Dataset entries:
————
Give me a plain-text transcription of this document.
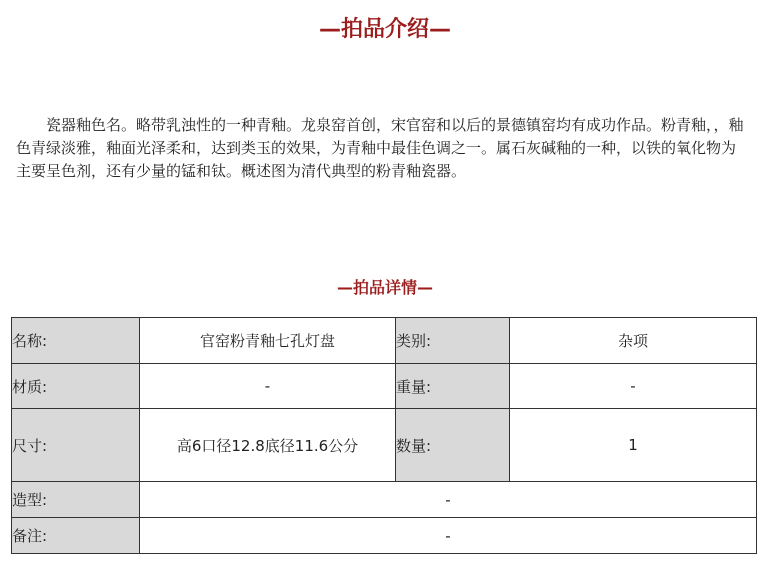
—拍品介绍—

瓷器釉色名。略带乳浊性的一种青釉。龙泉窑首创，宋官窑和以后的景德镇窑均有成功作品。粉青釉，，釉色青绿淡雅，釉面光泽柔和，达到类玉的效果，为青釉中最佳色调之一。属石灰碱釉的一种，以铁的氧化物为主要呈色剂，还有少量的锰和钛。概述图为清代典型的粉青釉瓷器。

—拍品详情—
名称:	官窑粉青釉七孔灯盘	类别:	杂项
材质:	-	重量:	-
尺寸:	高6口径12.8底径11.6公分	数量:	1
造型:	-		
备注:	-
————
Set problem: Quote every record above exactly, leaving out the pictures.

Answer to the exercise:
Give me a plain-text transcription of this document.
—拍品介绍—

瓷器釉色名。略带乳浊性的一种青釉。龙泉窑首创，宋官窑和以后的景德镇窑均有成功作品。粉青釉，，釉色青绿淡雅，釉面光泽柔和，达到类玉的效果，为青釉中最佳色调之一。属石灰碱釉的一种，以铁的氧化物为主要呈色剂，还有少量的锰和钛。概述图为清代典型的粉青釉瓷器。

—拍品详情—
名称:	官窑粉青釉七孔灯盘	类别:	杂项
材质:	-	重量:	-
尺寸:	高6口径12.8底径11.6公分	数量:	1
造型:	-		
备注:	-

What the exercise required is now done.